— BEGIN —
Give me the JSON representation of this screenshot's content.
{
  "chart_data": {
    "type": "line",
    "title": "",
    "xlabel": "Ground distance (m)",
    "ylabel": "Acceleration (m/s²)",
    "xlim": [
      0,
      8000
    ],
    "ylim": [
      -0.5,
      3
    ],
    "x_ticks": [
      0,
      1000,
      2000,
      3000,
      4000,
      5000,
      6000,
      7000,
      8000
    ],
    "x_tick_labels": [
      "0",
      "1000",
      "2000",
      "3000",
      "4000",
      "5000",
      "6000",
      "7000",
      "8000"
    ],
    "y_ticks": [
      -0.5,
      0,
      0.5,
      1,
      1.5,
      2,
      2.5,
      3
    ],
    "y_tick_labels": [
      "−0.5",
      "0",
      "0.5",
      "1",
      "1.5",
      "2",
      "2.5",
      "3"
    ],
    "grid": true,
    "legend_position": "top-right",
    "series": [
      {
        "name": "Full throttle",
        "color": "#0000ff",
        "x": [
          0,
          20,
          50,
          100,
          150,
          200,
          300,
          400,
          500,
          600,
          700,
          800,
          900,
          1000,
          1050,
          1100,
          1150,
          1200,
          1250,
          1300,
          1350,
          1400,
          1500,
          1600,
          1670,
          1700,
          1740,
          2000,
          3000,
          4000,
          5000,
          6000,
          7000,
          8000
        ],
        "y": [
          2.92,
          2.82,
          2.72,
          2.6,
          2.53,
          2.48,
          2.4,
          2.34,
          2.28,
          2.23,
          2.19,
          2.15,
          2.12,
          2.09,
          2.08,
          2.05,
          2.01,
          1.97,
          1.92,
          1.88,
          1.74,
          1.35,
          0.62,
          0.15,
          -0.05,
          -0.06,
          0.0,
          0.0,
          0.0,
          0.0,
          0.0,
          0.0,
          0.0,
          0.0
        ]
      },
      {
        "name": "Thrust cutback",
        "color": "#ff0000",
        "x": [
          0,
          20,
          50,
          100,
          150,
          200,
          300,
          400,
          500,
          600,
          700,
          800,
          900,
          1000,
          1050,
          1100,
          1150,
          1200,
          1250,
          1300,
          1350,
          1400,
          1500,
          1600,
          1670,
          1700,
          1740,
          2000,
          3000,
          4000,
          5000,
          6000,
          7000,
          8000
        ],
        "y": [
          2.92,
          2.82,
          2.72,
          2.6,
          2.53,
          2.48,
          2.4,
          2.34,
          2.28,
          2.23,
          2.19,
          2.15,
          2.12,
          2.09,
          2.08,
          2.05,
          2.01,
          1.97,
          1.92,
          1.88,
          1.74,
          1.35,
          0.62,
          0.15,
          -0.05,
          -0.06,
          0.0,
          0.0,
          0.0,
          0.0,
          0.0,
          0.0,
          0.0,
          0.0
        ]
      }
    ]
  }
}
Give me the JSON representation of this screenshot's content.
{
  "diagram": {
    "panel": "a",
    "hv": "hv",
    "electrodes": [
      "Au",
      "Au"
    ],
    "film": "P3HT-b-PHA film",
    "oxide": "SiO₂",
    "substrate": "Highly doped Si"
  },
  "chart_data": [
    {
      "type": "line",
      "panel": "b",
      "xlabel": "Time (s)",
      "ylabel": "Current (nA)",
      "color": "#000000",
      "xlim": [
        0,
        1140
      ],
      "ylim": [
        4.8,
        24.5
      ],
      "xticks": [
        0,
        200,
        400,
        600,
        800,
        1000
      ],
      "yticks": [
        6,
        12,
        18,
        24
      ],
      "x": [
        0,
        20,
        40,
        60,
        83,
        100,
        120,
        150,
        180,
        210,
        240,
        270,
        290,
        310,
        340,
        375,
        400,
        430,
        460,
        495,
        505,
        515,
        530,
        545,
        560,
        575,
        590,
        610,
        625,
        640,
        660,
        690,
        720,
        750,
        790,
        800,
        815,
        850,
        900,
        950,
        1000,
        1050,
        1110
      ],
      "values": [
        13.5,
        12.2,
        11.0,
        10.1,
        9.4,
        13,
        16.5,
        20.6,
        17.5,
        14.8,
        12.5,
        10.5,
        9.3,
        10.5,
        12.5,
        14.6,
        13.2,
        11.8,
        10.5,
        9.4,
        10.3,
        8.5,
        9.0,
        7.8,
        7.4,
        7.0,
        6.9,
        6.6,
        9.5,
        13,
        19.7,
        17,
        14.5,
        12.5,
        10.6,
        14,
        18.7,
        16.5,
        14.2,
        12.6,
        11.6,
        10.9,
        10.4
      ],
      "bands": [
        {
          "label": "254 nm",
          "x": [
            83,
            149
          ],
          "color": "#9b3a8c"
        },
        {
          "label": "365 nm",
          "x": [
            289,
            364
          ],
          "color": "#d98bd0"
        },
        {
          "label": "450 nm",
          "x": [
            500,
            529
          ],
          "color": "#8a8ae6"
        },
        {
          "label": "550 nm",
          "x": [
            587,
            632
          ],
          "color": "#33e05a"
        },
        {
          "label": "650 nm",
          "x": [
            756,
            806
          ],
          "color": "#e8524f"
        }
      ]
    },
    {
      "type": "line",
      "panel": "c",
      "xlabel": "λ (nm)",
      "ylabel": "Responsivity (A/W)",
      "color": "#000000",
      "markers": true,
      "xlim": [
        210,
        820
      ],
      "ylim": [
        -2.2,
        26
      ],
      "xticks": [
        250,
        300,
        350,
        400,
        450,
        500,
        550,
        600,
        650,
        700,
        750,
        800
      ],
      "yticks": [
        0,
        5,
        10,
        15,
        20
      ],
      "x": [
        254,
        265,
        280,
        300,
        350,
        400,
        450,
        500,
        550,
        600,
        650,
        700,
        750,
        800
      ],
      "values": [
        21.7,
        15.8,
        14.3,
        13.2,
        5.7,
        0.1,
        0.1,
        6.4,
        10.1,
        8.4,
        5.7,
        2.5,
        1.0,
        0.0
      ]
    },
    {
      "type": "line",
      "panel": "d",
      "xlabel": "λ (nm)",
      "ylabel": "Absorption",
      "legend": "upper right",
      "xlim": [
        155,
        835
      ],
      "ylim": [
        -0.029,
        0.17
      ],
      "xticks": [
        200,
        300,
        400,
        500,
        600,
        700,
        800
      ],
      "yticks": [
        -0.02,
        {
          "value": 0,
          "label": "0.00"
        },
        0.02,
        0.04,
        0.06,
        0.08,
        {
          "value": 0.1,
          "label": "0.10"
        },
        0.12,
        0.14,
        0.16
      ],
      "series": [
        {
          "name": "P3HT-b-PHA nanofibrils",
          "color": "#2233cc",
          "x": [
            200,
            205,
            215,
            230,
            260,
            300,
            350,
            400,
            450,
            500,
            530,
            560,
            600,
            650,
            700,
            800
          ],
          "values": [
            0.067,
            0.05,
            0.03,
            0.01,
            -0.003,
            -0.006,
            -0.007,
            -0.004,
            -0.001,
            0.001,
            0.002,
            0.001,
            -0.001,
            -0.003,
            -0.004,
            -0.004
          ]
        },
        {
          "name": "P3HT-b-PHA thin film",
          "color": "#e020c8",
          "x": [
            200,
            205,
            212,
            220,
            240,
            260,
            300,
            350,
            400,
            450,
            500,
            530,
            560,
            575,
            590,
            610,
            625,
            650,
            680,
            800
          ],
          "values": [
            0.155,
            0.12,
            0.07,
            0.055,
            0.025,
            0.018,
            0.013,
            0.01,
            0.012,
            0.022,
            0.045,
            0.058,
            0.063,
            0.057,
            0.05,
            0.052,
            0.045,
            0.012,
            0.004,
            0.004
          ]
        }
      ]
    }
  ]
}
— END —
- _Work required_:
Extract the data exactly as given.

- _Answer_:
Give me the JSON representation of this screenshot's content.
{
  "chart_data": {
    "type": "line",
    "title": "",
    "xlabel": "Ground distance (m)",
    "ylabel": "Acceleration (m/s²)",
    "xlim": [
      0,
      8000
    ],
    "ylim": [
      -0.5,
      3
    ],
    "x_ticks": [
      0,
      1000,
      2000,
      3000,
      4000,
      5000,
      6000,
      7000,
      8000
    ],
    "x_tick_labels": [
      "0",
      "1000",
      "2000",
      "3000",
      "4000",
      "5000",
      "6000",
      "7000",
      "8000"
    ],
    "y_ticks": [
      -0.5,
      0,
      0.5,
      1,
      1.5,
      2,
      2.5,
      3
    ],
    "y_tick_labels": [
      "−0.5",
      "0",
      "0.5",
      "1",
      "1.5",
      "2",
      "2.5",
      "3"
    ],
    "grid": true,
    "legend_position": "top-right",
    "series": [
      {
        "name": "Full throttle",
        "color": "#0000ff",
        "x": [
          0,
          20,
          50,
          100,
          150,
          200,
          300,
          400,
          500,
          600,
          700,
          800,
          900,
          1000,
          1050,
          1100,
          1150,
          1200,
          1250,
          1300,
          1350,
          1400,
          1500,
          1600,
          1670,
          1700,
          1740,
          2000,
          3000,
          4000,
          5000,
          6000,
          7000,
          8000
        ],
        "y": [
          2.92,
          2.82,
          2.72,
          2.6,
          2.53,
          2.48,
          2.4,
          2.34,
          2.28,
          2.23,
          2.19,
          2.15,
          2.12,
          2.09,
          2.08,
          2.05,
          2.01,
          1.97,
          1.92,
          1.88,
          1.74,
          1.35,
          0.62,
          0.15,
          -0.05,
          -0.06,
          0.0,
          0.0,
          0.0,
          0.0,
          0.0,
          0.0,
          0.0,
          0.0
        ]
      },
      {
        "name": "Thrust cutback",
        "color": "#ff0000",
        "x": [
          0,
          20,
          50,
          100,
          150,
          200,
          300,
          400,
          500,
          600,
          700,
          800,
          900,
          1000,
          1050,
          1100,
          1150,
          1200,
          1250,
          1300,
          1350,
          1400,
          1500,
          1600,
          1670,
          1700,
          1740,
          2000,
          3000,
          4000,
          5000,
          6000,
          7000,
          8000
        ],
        "y": [
          2.92,
          2.82,
          2.72,
          2.6,
          2.53,
          2.48,
          2.4,
          2.34,
          2.28,
          2.23,
          2.19,
          2.15,
          2.12,
          2.09,
          2.08,
          2.05,
          2.01,
          1.97,
          1.92,
          1.88,
          1.74,
          1.35,
          0.62,
          0.15,
          -0.05,
          -0.06,
          0.0,
          0.0,
          0.0,
          0.0,
          0.0,
          0.0,
          0.0,
          0.0
        ]
      }
    ]
  }
}
Give me the JSON representation of this screenshot's content.
{
  "diagram": {
    "panel": "a",
    "hv": "hv",
    "electrodes": [
      "Au",
      "Au"
    ],
    "film": "P3HT-b-PHA film",
    "oxide": "SiO₂",
    "substrate": "Highly doped Si"
  },
  "chart_data": [
    {
      "type": "line",
      "panel": "b",
      "xlabel": "Time (s)",
      "ylabel": "Current (nA)",
      "color": "#000000",
      "xlim": [
        0,
        1140
      ],
      "ylim": [
        4.8,
        24.5
      ],
      "xticks": [
        0,
        200,
        400,
        600,
        800,
        1000
      ],
      "yticks": [
        6,
        12,
        18,
        24
      ],
      "x": [
        0,
        20,
        40,
        60,
        83,
        100,
        120,
        150,
        180,
        210,
        240,
        270,
        290,
        310,
        340,
        375,
        400,
        430,
        460,
        495,
        505,
        515,
        530,
        545,
        560,
        575,
        590,
        610,
        625,
        640,
        660,
        690,
        720,
        750,
        790,
        800,
        815,
        850,
        900,
        950,
        1000,
        1050,
        1110
      ],
      "values": [
        13.5,
        12.2,
        11.0,
        10.1,
        9.4,
        13,
        16.5,
        20.6,
        17.5,
        14.8,
        12.5,
        10.5,
        9.3,
        10.5,
        12.5,
        14.6,
        13.2,
        11.8,
        10.5,
        9.4,
        10.3,
        8.5,
        9.0,
        7.8,
        7.4,
        7.0,
        6.9,
        6.6,
        9.5,
        13,
        19.7,
        17,
        14.5,
        12.5,
        10.6,
        14,
        18.7,
        16.5,
        14.2,
        12.6,
        11.6,
        10.9,
        10.4
      ],
      "bands": [
        {
          "label": "254 nm",
          "x": [
            83,
            149
          ],
          "color": "#9b3a8c"
        },
        {
          "label": "365 nm",
          "x": [
            289,
            364
          ],
          "color": "#d98bd0"
        },
        {
          "label": "450 nm",
          "x": [
            500,
            529
          ],
          "color": "#8a8ae6"
        },
        {
          "label": "550 nm",
          "x": [
            587,
            632
          ],
          "color": "#33e05a"
        },
        {
          "label": "650 nm",
          "x": [
            756,
            806
          ],
          "color": "#e8524f"
        }
      ]
    },
    {
      "type": "line",
      "panel": "c",
      "xlabel": "λ (nm)",
      "ylabel": "Responsivity (A/W)",
      "color": "#000000",
      "markers": true,
      "xlim": [
        210,
        820
      ],
      "ylim": [
        -2.2,
        26
      ],
      "xticks": [
        250,
        300,
        350,
        400,
        450,
        500,
        550,
        600,
        650,
        700,
        750,
        800
      ],
      "yticks": [
        0,
        5,
        10,
        15,
        20
      ],
      "x": [
        254,
        265,
        280,
        300,
        350,
        400,
        450,
        500,
        550,
        600,
        650,
        700,
        750,
        800
      ],
      "values": [
        21.7,
        15.8,
        14.3,
        13.2,
        5.7,
        0.1,
        0.1,
        6.4,
        10.1,
        8.4,
        5.7,
        2.5,
        1.0,
        0.0
      ]
    },
    {
      "type": "line",
      "panel": "d",
      "xlabel": "λ (nm)",
      "ylabel": "Absorption",
      "legend": "upper right",
      "xlim": [
        155,
        835
      ],
      "ylim": [
        -0.029,
        0.17
      ],
      "xticks": [
        200,
        300,
        400,
        500,
        600,
        700,
        800
      ],
      "yticks": [
        -0.02,
        {
          "value": 0,
          "label": "0.00"
        },
        0.02,
        0.04,
        0.06,
        0.08,
        {
          "value": 0.1,
          "label": "0.10"
        },
        0.12,
        0.14,
        0.16
      ],
      "series": [
        {
          "name": "P3HT-b-PHA nanofibrils",
          "color": "#2233cc",
          "x": [
            200,
            205,
            215,
            230,
            260,
            300,
            350,
            400,
            450,
            500,
            530,
            560,
            600,
            650,
            700,
            800
          ],
          "values": [
            0.067,
            0.05,
            0.03,
            0.01,
            -0.003,
            -0.006,
            -0.007,
            -0.004,
            -0.001,
            0.001,
            0.002,
            0.001,
            -0.001,
            -0.003,
            -0.004,
            -0.004
          ]
        },
        {
          "name": "P3HT-b-PHA thin film",
          "color": "#e020c8",
          "x": [
            200,
            205,
            212,
            220,
            240,
            260,
            300,
            350,
            400,
            450,
            500,
            530,
            560,
            575,
            590,
            610,
            625,
            650,
            680,
            800
          ],
          "values": [
            0.155,
            0.12,
            0.07,
            0.055,
            0.025,
            0.018,
            0.013,
            0.01,
            0.012,
            0.022,
            0.045,
            0.058,
            0.063,
            0.057,
            0.05,
            0.052,
            0.045,
            0.012,
            0.004,
            0.004
          ]
        }
      ]
    }
  ]
}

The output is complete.